Problem details
Give the entries back exactly, dropping each image.

Available records
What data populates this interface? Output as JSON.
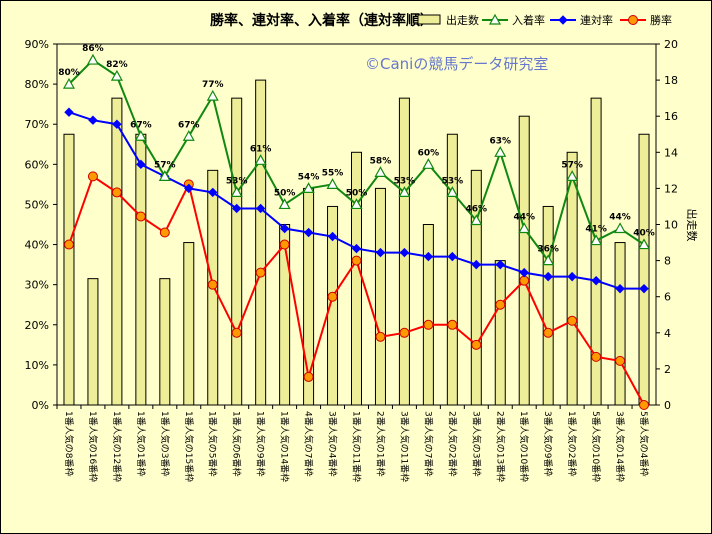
{
  "chart_data": {
    "type": "bar+line",
    "title": "勝率、連対率、入着率（連対率順）",
    "watermark": "©Caniの競馬データ研究室",
    "y2label": "出走数",
    "ylim": [
      0,
      90
    ],
    "y2lim": [
      0,
      20
    ],
    "yticks": [
      "0%",
      "10%",
      "20%",
      "30%",
      "40%",
      "50%",
      "60%",
      "70%",
      "80%",
      "90%"
    ],
    "y2ticks": [
      "0",
      "2",
      "4",
      "6",
      "8",
      "10",
      "12",
      "14",
      "16",
      "18",
      "20"
    ],
    "categories": [
      "1番人気の8番枠",
      "1番人気の16番枠",
      "1番人気の12番枠",
      "1番人気の1番枠",
      "1番人気の3番枠",
      "1番人気の15番枠",
      "1番人気の5番枠",
      "1番人気の6番枠",
      "1番人気の9番枠",
      "1番人気の14番枠",
      "4番人気の7番枠",
      "3番人気の4番枠",
      "1番人気の11番枠",
      "2番人気の1番枠",
      "3番人気の11番枠",
      "3番人気の7番枠",
      "2番人気の2番枠",
      "3番人気の3番枠",
      "2番人気の13番枠",
      "1番人気の10番枠",
      "3番人気の9番枠",
      "1番人気の2番枠",
      "5番人気の10番枠",
      "3番人気の14番枠",
      "5番人気の4番枠"
    ],
    "series": [
      {
        "name": "出走数",
        "kind": "bar",
        "axis": "right",
        "color": "#eeee99",
        "values": [
          15,
          7,
          17,
          15,
          7,
          9,
          13,
          17,
          18,
          10,
          12,
          11,
          14,
          12,
          17,
          10,
          15,
          13,
          8,
          16,
          11,
          14,
          17,
          9,
          15
        ]
      },
      {
        "name": "入着率",
        "kind": "line",
        "axis": "left",
        "color": "#118811",
        "marker": "triangle",
        "values": [
          80,
          86,
          82,
          67,
          57,
          67,
          77,
          53,
          61,
          50,
          54,
          55,
          50,
          58,
          53,
          60,
          53,
          46,
          63,
          44,
          36,
          57,
          41,
          44,
          40
        ]
      },
      {
        "name": "連対率",
        "kind": "line",
        "axis": "left",
        "color": "#0000ff",
        "marker": "diamond",
        "values": [
          73,
          71,
          70,
          60,
          57,
          54,
          53,
          49,
          49,
          44,
          43,
          42,
          39,
          38,
          38,
          37,
          37,
          35,
          35,
          33,
          32,
          32,
          31,
          29,
          29
        ]
      },
      {
        "name": "勝率",
        "kind": "line",
        "axis": "left",
        "color": "#ff0000",
        "marker": "circle",
        "values": [
          40,
          57,
          53,
          47,
          43,
          55,
          30,
          18,
          33,
          40,
          7,
          27,
          36,
          17,
          18,
          20,
          20,
          15,
          25,
          31,
          18,
          21,
          12,
          11,
          0
        ]
      }
    ],
    "data_labels": [
      "80%",
      "86%",
      "82%",
      "67%",
      "57%",
      "67%",
      "77%",
      "53%",
      "61%",
      "50%",
      "54%",
      "55%",
      "50%",
      "58%",
      "53%",
      "60%",
      "53%",
      "46%",
      "63%",
      "44%",
      "36%",
      "57%",
      "41%",
      "44%",
      "40%"
    ],
    "legend_position": "top-right",
    "grid": false
  }
}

Answer in full
What data populates this interface? Output as JSON.
{
  "chart_data": {
    "type": "bar+line",
    "title": "勝率、連対率、入着率（連対率順）",
    "watermark": "©Caniの競馬データ研究室",
    "y2label": "出走数",
    "ylim": [
      0,
      90
    ],
    "y2lim": [
      0,
      20
    ],
    "yticks": [
      "0%",
      "10%",
      "20%",
      "30%",
      "40%",
      "50%",
      "60%",
      "70%",
      "80%",
      "90%"
    ],
    "y2ticks": [
      "0",
      "2",
      "4",
      "6",
      "8",
      "10",
      "12",
      "14",
      "16",
      "18",
      "20"
    ],
    "categories": [
      "1番人気の8番枠",
      "1番人気の16番枠",
      "1番人気の12番枠",
      "1番人気の1番枠",
      "1番人気の3番枠",
      "1番人気の15番枠",
      "1番人気の5番枠",
      "1番人気の6番枠",
      "1番人気の9番枠",
      "1番人気の14番枠",
      "4番人気の7番枠",
      "3番人気の4番枠",
      "1番人気の11番枠",
      "2番人気の1番枠",
      "3番人気の11番枠",
      "3番人気の7番枠",
      "2番人気の2番枠",
      "3番人気の3番枠",
      "2番人気の13番枠",
      "1番人気の10番枠",
      "3番人気の9番枠",
      "1番人気の2番枠",
      "5番人気の10番枠",
      "3番人気の14番枠",
      "5番人気の4番枠"
    ],
    "series": [
      {
        "name": "出走数",
        "kind": "bar",
        "axis": "right",
        "color": "#eeee99",
        "values": [
          15,
          7,
          17,
          15,
          7,
          9,
          13,
          17,
          18,
          10,
          12,
          11,
          14,
          12,
          17,
          10,
          15,
          13,
          8,
          16,
          11,
          14,
          17,
          9,
          15
        ]
      },
      {
        "name": "入着率",
        "kind": "line",
        "axis": "left",
        "color": "#118811",
        "marker": "triangle",
        "values": [
          80,
          86,
          82,
          67,
          57,
          67,
          77,
          53,
          61,
          50,
          54,
          55,
          50,
          58,
          53,
          60,
          53,
          46,
          63,
          44,
          36,
          57,
          41,
          44,
          40
        ]
      },
      {
        "name": "連対率",
        "kind": "line",
        "axis": "left",
        "color": "#0000ff",
        "marker": "diamond",
        "values": [
          73,
          71,
          70,
          60,
          57,
          54,
          53,
          49,
          49,
          44,
          43,
          42,
          39,
          38,
          38,
          37,
          37,
          35,
          35,
          33,
          32,
          32,
          31,
          29,
          29
        ]
      },
      {
        "name": "勝率",
        "kind": "line",
        "axis": "left",
        "color": "#ff0000",
        "marker": "circle",
        "values": [
          40,
          57,
          53,
          47,
          43,
          55,
          30,
          18,
          33,
          40,
          7,
          27,
          36,
          17,
          18,
          20,
          20,
          15,
          25,
          31,
          18,
          21,
          12,
          11,
          0
        ]
      }
    ],
    "data_labels": [
      "80%",
      "86%",
      "82%",
      "67%",
      "57%",
      "67%",
      "77%",
      "53%",
      "61%",
      "50%",
      "54%",
      "55%",
      "50%",
      "58%",
      "53%",
      "60%",
      "53%",
      "46%",
      "63%",
      "44%",
      "36%",
      "57%",
      "41%",
      "44%",
      "40%"
    ],
    "legend_position": "top-right",
    "grid": false
  }
}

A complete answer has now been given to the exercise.